中文摘要：

体外培养室管膜下区神经干细胞和雪旺氏细胞，并进行Nestin、Thy1.1、NSE、MAP、GFAP、S-100等鉴定。采用有限稀释法使该单细胞纯化，并建立永生化室管膜下区神经干细胞系。通过逆转录病毒载体将BDNF转染到培养的Nestin阳性克隆的室管膜下区神经干细胞中；将Nestin阳性克隆的室管膜下区神经干细胞和用BDNF转染的室管膜下区神经干细胞及雪旺氏细胞联合用BDNF转染的室管膜下区神经干细胞分别再用GFP标记后移植到大鼠玻璃体腔和视网膜下间隙，观察在宿主体内的存活、迁移和分化以及对宿主结构和功能的影响。为神经干细胞眼内移植治疗视神经和视网膜疾病提供最佳的种子细胞；并寻找能够特异、高效地分化为视网膜神经节细胞的方法；为视神经和视网膜细胞损伤后的再修复和视功能的重建、为青光眼等视网膜视神经病变的治疗开辟了新途径；也为神经再生的研究增加了新内容和作出有益的尝试。

- 数据摘录 -
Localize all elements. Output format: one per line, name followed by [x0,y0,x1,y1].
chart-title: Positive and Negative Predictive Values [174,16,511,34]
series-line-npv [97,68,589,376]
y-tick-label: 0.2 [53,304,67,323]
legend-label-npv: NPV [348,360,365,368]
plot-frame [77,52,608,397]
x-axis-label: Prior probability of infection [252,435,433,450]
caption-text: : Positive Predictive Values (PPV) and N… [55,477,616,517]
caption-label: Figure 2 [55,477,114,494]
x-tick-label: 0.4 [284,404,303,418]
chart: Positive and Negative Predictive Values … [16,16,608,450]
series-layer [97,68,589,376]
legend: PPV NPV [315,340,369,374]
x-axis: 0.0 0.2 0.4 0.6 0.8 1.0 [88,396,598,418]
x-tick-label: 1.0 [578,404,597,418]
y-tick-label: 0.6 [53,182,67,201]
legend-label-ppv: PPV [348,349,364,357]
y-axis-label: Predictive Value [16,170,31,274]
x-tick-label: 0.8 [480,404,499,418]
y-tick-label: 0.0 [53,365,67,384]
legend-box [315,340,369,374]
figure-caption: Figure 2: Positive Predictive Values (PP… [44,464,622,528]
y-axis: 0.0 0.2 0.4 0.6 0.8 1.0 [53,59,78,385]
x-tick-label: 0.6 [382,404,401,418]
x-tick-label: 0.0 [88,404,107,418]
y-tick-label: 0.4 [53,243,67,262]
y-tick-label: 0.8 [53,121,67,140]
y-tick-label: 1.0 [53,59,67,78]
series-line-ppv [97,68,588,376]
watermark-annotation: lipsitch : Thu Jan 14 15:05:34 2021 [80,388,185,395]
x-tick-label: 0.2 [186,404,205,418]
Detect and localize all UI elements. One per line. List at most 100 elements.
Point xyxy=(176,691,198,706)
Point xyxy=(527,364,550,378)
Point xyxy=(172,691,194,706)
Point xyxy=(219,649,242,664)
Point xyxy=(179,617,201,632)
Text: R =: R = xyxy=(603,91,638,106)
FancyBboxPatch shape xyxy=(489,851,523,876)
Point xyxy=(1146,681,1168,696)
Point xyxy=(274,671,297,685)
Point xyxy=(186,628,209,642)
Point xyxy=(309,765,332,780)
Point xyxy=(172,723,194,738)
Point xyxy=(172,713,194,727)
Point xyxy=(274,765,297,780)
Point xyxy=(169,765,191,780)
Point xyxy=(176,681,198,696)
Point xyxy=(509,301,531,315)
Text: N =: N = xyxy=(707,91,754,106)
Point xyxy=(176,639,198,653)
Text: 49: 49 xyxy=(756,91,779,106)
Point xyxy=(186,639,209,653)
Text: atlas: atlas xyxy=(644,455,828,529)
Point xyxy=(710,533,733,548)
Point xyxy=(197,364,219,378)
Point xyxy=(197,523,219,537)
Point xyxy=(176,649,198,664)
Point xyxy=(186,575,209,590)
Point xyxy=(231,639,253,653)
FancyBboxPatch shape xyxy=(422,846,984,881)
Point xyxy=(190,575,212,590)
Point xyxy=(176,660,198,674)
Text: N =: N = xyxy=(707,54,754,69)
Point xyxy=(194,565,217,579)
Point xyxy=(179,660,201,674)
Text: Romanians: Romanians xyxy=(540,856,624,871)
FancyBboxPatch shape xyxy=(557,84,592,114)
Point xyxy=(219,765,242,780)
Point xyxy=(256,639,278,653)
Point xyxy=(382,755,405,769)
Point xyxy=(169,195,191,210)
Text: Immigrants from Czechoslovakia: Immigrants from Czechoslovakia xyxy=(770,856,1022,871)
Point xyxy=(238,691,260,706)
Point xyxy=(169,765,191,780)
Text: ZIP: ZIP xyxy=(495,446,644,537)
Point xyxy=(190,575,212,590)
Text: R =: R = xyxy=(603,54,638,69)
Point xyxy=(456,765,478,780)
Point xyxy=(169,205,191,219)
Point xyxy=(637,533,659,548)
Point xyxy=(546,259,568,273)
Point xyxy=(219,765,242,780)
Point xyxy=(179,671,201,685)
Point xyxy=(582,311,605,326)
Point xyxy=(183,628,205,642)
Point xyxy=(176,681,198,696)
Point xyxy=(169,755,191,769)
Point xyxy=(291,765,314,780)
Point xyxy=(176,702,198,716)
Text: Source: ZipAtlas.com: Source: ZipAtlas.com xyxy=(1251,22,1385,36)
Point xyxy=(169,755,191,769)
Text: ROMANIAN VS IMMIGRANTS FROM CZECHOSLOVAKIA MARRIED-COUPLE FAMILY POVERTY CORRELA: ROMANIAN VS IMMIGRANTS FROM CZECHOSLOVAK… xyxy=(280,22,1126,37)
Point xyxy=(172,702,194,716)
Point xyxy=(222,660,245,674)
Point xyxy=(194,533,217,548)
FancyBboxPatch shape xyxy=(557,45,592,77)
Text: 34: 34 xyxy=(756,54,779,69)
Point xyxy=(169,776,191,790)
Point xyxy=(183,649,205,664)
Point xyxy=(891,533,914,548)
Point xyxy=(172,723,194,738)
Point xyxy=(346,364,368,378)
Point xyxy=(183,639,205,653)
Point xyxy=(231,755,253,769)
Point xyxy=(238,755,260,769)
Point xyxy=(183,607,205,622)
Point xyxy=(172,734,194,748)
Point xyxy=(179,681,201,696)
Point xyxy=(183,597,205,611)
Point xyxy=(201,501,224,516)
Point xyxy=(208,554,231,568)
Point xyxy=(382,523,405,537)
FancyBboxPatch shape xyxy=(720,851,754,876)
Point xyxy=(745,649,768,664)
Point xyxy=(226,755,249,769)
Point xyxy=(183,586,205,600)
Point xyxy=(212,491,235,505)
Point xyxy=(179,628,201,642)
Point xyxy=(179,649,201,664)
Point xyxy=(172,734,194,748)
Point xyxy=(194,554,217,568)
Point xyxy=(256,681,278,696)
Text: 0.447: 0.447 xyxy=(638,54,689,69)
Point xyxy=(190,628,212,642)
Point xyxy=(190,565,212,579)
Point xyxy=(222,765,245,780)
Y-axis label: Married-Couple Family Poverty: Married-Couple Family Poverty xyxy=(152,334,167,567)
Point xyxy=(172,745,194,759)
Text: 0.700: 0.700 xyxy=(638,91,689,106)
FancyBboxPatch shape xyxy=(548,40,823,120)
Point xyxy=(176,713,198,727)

- 练习说明 -
关于神经干细胞眼内移植的这篇摘要，最后一句之后会怎样接下去？请从那里续写。 这些条目出自另一来源。

- 书面答案 -
结论摘要：

体外培养室管膜下区神经干细胞和雪旺氏细胞，采用有限稀释法和连续传代法纯化神经干细胞，并测定纯化后神经干细胞的生长曲线。对神经干细胞分化前后进行Nestin、Thy1.1、NSE、GFAP鉴定。通过逆转录病毒载体将BDNF基因导入培养的Nestin阳性克隆的神经干细胞中。用GFP作为标记，将Nestin阳性克隆的神经干细胞、携带BDNF基因的神经干细胞、BDNF基因修饰的神经干细胞联合雪旺氏细胞分别移植到大鼠视网膜下间隙。利用HRA、OCT、VEP观察各组细胞在宿主体内的存活、迁移情况及对宿主视功能的影响，冰冻切片和石蜡切片观察各组细胞在视网膜的整合和分化情况。结果观察到各组移植细胞在视网膜内均存活良好，并向远距离迁移，后两组迁移的距离和面积更大，不影响视功能，且随着时间的延长，神经干细胞向神经元分化的比率增加，均可观察到视网膜神经节细胞的表达，但联合移植组表达率更高，证明BDNF和雪旺氏细胞对神经干细胞的存活和定向分化有促进作用。这些为视神经和视网膜细胞损伤后的再修复和视功能的重建、为青光眼等视网膜视神经病变的治疗做出了有益的尝试。